▶ [PROBLEM STATEMENT]:
Count how many lines have the word "bought" in them. Reply with that number by itself.

▶ [SOURCE DATA]:
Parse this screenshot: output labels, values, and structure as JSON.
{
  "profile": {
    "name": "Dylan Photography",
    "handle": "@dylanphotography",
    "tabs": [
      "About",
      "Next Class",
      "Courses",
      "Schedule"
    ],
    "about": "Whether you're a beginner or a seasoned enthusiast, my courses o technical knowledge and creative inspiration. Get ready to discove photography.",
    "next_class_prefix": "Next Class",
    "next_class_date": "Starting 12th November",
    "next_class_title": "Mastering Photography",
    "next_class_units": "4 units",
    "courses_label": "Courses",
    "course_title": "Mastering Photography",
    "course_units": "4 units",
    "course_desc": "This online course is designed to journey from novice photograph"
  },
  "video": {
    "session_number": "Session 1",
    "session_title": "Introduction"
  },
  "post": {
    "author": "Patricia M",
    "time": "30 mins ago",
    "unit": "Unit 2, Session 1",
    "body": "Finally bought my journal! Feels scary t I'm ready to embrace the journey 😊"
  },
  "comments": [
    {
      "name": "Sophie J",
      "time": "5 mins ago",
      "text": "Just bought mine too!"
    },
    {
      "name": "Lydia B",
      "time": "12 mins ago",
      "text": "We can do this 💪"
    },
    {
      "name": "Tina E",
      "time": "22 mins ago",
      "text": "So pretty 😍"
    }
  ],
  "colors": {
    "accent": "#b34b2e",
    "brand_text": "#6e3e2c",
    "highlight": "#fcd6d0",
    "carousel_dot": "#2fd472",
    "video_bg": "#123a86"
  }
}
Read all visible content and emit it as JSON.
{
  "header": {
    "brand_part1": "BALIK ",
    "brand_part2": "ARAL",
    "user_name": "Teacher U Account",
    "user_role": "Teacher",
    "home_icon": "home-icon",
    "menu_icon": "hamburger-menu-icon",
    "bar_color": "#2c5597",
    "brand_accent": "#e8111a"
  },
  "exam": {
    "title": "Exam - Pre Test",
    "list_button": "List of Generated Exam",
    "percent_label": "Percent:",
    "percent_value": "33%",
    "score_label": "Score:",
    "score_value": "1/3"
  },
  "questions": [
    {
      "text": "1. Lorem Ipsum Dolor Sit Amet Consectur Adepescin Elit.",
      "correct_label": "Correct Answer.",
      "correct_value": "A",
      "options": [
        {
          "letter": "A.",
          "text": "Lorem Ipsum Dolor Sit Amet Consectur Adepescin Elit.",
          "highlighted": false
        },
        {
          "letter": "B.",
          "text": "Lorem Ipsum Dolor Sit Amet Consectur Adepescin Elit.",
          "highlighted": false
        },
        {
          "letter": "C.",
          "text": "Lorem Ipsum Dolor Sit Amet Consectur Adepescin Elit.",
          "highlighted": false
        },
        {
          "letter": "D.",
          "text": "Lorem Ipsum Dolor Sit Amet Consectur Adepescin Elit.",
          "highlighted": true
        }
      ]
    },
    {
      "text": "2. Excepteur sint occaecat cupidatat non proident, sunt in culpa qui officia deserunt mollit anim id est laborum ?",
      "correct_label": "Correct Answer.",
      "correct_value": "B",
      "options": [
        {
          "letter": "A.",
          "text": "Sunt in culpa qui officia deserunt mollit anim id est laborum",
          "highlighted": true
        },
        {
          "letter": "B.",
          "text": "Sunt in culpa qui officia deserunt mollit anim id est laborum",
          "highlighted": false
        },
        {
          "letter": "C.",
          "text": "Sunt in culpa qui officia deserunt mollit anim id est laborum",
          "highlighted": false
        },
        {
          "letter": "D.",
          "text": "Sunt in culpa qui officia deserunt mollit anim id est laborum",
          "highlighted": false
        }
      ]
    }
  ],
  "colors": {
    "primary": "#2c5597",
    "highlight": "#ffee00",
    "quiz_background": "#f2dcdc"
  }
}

▶ [EXERCISE RESULT]:
2